#### Task to complete
Scan the data below for the string "commerce". Copy every line where it appears.

Recorded data:
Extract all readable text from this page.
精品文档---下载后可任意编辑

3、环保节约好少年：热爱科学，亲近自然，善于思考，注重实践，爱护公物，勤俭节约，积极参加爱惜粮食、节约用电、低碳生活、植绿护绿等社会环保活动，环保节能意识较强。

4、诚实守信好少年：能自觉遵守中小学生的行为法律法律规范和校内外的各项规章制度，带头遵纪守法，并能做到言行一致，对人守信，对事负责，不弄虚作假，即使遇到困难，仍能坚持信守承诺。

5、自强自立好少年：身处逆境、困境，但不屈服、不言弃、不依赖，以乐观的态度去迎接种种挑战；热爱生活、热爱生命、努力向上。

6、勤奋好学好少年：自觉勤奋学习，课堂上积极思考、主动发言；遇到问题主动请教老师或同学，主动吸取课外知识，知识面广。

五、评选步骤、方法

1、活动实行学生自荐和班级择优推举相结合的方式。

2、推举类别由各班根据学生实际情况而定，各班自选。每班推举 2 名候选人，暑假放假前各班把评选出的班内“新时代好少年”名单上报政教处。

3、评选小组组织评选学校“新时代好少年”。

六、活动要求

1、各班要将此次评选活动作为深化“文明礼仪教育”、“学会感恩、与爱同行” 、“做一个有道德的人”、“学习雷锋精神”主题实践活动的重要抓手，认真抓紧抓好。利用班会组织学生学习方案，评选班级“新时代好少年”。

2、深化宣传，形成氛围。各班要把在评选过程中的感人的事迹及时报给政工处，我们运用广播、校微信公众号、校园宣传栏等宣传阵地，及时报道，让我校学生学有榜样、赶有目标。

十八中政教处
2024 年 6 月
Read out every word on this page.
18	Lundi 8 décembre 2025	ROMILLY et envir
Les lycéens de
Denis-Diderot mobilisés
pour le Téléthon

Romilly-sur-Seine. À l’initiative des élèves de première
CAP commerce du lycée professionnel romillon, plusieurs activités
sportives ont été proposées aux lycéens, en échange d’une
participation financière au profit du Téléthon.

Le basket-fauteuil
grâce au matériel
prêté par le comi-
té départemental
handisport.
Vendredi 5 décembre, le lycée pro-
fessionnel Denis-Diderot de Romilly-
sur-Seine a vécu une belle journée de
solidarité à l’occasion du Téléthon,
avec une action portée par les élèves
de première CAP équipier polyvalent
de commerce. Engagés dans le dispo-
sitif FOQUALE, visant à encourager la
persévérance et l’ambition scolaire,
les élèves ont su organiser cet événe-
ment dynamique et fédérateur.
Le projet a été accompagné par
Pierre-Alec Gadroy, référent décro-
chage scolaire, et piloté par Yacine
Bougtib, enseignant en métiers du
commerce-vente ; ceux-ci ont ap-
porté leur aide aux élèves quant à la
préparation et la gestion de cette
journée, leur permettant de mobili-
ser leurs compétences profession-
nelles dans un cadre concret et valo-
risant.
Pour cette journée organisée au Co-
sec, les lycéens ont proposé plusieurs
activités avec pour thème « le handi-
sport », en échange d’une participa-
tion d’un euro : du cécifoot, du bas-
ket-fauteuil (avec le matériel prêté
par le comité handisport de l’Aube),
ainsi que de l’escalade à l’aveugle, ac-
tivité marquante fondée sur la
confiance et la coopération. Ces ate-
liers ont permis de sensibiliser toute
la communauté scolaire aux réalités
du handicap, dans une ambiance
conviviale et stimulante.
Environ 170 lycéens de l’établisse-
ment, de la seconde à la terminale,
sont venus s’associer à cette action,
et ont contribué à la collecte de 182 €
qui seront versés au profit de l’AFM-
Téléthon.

#### Answer for this exercise
CAP commerce du lycée professionnel romillon, plusieurs activités
de commerce. Engagés dans le dispo-
commerce-vente ; ceux-ci ont ap-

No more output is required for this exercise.